⟨

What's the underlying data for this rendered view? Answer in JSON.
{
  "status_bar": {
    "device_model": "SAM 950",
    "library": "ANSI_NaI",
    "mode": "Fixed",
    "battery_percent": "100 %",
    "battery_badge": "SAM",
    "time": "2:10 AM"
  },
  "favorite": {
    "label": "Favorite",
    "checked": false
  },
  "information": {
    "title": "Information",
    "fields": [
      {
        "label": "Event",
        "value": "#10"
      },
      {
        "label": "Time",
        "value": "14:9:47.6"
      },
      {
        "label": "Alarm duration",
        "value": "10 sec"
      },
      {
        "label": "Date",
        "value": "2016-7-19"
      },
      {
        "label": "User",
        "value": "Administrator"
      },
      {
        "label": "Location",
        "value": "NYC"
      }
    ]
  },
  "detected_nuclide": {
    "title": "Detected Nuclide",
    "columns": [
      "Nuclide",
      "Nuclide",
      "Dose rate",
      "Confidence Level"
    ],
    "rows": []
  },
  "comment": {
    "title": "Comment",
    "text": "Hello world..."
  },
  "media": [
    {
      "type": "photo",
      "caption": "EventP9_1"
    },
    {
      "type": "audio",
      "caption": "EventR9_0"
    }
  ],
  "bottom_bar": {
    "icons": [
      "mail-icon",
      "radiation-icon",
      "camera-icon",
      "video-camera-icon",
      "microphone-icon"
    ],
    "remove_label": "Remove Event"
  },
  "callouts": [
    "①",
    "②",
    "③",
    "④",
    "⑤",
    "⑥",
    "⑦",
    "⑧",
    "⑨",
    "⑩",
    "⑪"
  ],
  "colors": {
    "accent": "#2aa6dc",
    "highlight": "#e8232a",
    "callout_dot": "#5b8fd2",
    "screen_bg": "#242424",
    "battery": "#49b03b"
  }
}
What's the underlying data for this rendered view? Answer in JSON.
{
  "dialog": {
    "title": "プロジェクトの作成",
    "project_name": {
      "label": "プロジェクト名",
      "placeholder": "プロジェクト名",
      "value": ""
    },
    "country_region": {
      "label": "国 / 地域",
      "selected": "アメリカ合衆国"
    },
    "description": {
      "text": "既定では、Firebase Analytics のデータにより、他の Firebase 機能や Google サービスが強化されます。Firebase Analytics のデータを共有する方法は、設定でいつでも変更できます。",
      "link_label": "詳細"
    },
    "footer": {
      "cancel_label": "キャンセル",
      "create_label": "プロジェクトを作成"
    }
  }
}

⟩

Print the records once more, exactly as they were given.

What's the underlying data for this rendered view? Answer in JSON.
{
  "status_bar": {
    "device_model": "SAM 950",
    "library": "ANSI_NaI",
    "mode": "Fixed",
    "battery_percent": "100 %",
    "battery_badge": "SAM",
    "time": "2:10 AM"
  },
  "favorite": {
    "label": "Favorite",
    "checked": false
  },
  "information": {
    "title": "Information",
    "fields": [
      {
        "label": "Event",
        "value": "#10"
      },
      {
        "label": "Time",
        "value": "14:9:47.6"
      },
      {
        "label": "Alarm duration",
        "value": "10 sec"
      },
      {
        "label": "Date",
        "value": "2016-7-19"
      },
      {
        "label": "User",
        "value": "Administrator"
      },
      {
        "label": "Location",
        "value": "NYC"
      }
    ]
  },
  "detected_nuclide": {
    "title": "Detected Nuclide",
    "columns": [
      "Nuclide",
      "Nuclide",
      "Dose rate",
      "Confidence Level"
    ],
    "rows": []
  },
  "comment": {
    "title": "Comment",
    "text": "Hello world..."
  },
  "media": [
    {
      "type": "photo",
      "caption": "EventP9_1"
    },
    {
      "type": "audio",
      "caption": "EventR9_0"
    }
  ],
  "bottom_bar": {
    "icons": [
      "mail-icon",
      "radiation-icon",
      "camera-icon",
      "video-camera-icon",
      "microphone-icon"
    ],
    "remove_label": "Remove Event"
  },
  "callouts": [
    "①",
    "②",
    "③",
    "④",
    "⑤",
    "⑥",
    "⑦",
    "⑧",
    "⑨",
    "⑩",
    "⑪"
  ],
  "colors": {
    "accent": "#2aa6dc",
    "highlight": "#e8232a",
    "callout_dot": "#5b8fd2",
    "screen_bg": "#242424",
    "battery": "#49b03b"
  }
}
What's the underlying data for this rendered view? Answer in JSON.
{
  "dialog": {
    "title": "プロジェクトの作成",
    "project_name": {
      "label": "プロジェクト名",
      "placeholder": "プロジェクト名",
      "value": ""
    },
    "country_region": {
      "label": "国 / 地域",
      "selected": "アメリカ合衆国"
    },
    "description": {
      "text": "既定では、Firebase Analytics のデータにより、他の Firebase 機能や Google サービスが強化されます。Firebase Analytics のデータを共有する方法は、設定でいつでも変更できます。",
      "link_label": "詳細"
    },
    "footer": {
      "cancel_label": "キャンセル",
      "create_label": "プロジェクトを作成"
    }
  }
}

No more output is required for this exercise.